GIVEN INSTRUCTION => Quote the whole listing word for word, please.

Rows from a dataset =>
______________________________

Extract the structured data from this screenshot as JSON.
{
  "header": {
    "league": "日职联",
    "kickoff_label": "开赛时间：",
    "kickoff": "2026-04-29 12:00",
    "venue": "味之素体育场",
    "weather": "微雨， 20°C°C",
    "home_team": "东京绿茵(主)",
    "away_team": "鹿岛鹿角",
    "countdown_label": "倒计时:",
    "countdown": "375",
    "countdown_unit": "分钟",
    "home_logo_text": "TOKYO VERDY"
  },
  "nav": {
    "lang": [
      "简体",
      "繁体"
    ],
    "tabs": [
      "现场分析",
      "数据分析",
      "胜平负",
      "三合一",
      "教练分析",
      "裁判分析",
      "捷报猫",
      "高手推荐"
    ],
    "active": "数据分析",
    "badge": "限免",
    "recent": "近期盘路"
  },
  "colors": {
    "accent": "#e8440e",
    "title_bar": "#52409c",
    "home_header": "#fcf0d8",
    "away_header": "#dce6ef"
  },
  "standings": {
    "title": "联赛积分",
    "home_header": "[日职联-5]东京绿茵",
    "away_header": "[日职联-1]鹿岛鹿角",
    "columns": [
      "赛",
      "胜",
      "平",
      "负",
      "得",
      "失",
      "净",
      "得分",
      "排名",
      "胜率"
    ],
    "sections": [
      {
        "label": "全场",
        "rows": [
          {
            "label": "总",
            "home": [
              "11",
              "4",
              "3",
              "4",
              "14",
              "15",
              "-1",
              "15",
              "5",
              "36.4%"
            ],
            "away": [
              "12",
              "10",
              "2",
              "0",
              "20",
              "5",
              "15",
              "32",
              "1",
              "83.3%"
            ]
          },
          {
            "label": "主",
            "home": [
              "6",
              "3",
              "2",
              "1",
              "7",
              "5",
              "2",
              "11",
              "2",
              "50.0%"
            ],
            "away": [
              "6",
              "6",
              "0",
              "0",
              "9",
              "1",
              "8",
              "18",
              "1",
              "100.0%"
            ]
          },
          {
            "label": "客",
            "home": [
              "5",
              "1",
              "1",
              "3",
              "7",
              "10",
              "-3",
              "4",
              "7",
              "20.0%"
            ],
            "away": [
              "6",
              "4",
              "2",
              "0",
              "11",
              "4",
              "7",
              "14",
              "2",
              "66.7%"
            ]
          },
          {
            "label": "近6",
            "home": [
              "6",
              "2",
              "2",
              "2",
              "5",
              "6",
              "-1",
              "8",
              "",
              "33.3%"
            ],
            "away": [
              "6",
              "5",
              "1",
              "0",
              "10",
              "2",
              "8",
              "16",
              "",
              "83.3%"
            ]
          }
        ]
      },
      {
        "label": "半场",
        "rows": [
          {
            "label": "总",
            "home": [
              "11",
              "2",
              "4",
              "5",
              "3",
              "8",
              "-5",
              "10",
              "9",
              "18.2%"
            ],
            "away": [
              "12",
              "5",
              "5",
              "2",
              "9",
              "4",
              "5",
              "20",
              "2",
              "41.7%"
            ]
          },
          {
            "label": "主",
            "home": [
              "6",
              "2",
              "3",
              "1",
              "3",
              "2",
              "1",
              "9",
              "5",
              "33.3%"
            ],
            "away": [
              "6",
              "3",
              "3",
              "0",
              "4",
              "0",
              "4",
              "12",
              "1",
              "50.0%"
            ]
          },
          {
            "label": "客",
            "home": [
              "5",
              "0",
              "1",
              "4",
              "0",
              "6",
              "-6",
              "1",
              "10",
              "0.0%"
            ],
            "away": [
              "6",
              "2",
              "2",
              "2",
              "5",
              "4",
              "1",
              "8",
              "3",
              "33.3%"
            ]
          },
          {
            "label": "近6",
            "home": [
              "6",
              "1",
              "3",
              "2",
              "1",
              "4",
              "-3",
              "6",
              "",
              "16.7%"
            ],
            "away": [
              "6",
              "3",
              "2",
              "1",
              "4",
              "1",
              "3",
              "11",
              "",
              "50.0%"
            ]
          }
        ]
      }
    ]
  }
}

______________________________

COMPLETE RESPONSE =>
Extract the structured data from this screenshot as JSON.
{
  "header": {
    "league": "日职联",
    "kickoff_label": "开赛时间：",
    "kickoff": "2026-04-29 12:00",
    "venue": "味之素体育场",
    "weather": "微雨， 20°C°C",
    "home_team": "东京绿茵(主)",
    "away_team": "鹿岛鹿角",
    "countdown_label": "倒计时:",
    "countdown": "375",
    "countdown_unit": "分钟",
    "home_logo_text": "TOKYO VERDY"
  },
  "nav": {
    "lang": [
      "简体",
      "繁体"
    ],
    "tabs": [
      "现场分析",
      "数据分析",
      "胜平负",
      "三合一",
      "教练分析",
      "裁判分析",
      "捷报猫",
      "高手推荐"
    ],
    "active": "数据分析",
    "badge": "限免",
    "recent": "近期盘路"
  },
  "colors": {
    "accent": "#e8440e",
    "title_bar": "#52409c",
    "home_header": "#fcf0d8",
    "away_header": "#dce6ef"
  },
  "standings": {
    "title": "联赛积分",
    "home_header": "[日职联-5]东京绿茵",
    "away_header": "[日职联-1]鹿岛鹿角",
    "columns": [
      "赛",
      "胜",
      "平",
      "负",
      "得",
      "失",
      "净",
      "得分",
      "排名",
      "胜率"
    ],
    "sections": [
      {
        "label": "全场",
        "rows": [
          {
            "label": "总",
            "home": [
              "11",
              "4",
              "3",
              "4",
              "14",
              "15",
              "-1",
              "15",
              "5",
              "36.4%"
            ],
            "away": [
              "12",
              "10",
              "2",
              "0",
              "20",
              "5",
              "15",
              "32",
              "1",
              "83.3%"
            ]
          },
          {
            "label": "主",
            "home": [
              "6",
              "3",
              "2",
              "1",
              "7",
              "5",
              "2",
              "11",
              "2",
              "50.0%"
            ],
            "away": [
              "6",
              "6",
              "0",
              "0",
              "9",
              "1",
              "8",
              "18",
              "1",
              "100.0%"
            ]
          },
          {
            "label": "客",
            "home": [
              "5",
              "1",
              "1",
              "3",
              "7",
              "10",
              "-3",
              "4",
              "7",
              "20.0%"
            ],
            "away": [
              "6",
              "4",
              "2",
              "0",
              "11",
              "4",
              "7",
              "14",
              "2",
              "66.7%"
            ]
          },
          {
            "label": "近6",
            "home": [
              "6",
              "2",
              "2",
              "2",
              "5",
              "6",
              "-1",
              "8",
              "",
              "33.3%"
            ],
            "away": [
              "6",
              "5",
              "1",
              "0",
              "10",
              "2",
              "8",
              "16",
              "",
              "83.3%"
            ]
          }
        ]
      },
      {
        "label": "半场",
        "rows": [
          {
            "label": "总",
            "home": [
              "11",
              "2",
              "4",
              "5",
              "3",
              "8",
              "-5",
              "10",
              "9",
              "18.2%"
            ],
            "away": [
              "12",
              "5",
              "5",
              "2",
              "9",
              "4",
              "5",
              "20",
              "2",
              "41.7%"
            ]
          },
          {
            "label": "主",
            "home": [
              "6",
              "2",
              "3",
              "1",
              "3",
              "2",
              "1",
              "9",
              "5",
              "33.3%"
            ],
            "away": [
              "6",
              "3",
              "3",
              "0",
              "4",
              "0",
              "4",
              "12",
              "1",
              "50.0%"
            ]
          },
          {
            "label": "客",
            "home": [
              "5",
              "0",
              "1",
              "4",
              "0",
              "6",
              "-6",
              "1",
              "10",
              "0.0%"
            ],
            "away": [
              "6",
              "2",
              "2",
              "2",
              "5",
              "4",
              "1",
              "8",
              "3",
              "33.3%"
            ]
          },
          {
            "label": "近6",
            "home": [
              "6",
              "1",
              "3",
              "2",
              "1",
              "4",
              "-3",
              "6",
              "",
              "16.7%"
            ],
            "away": [
              "6",
              "3",
              "2",
              "1",
              "4",
              "1",
              "3",
              "11",
              "",
              "50.0%"
            ]
          }
        ]
      }
    ]
  }
}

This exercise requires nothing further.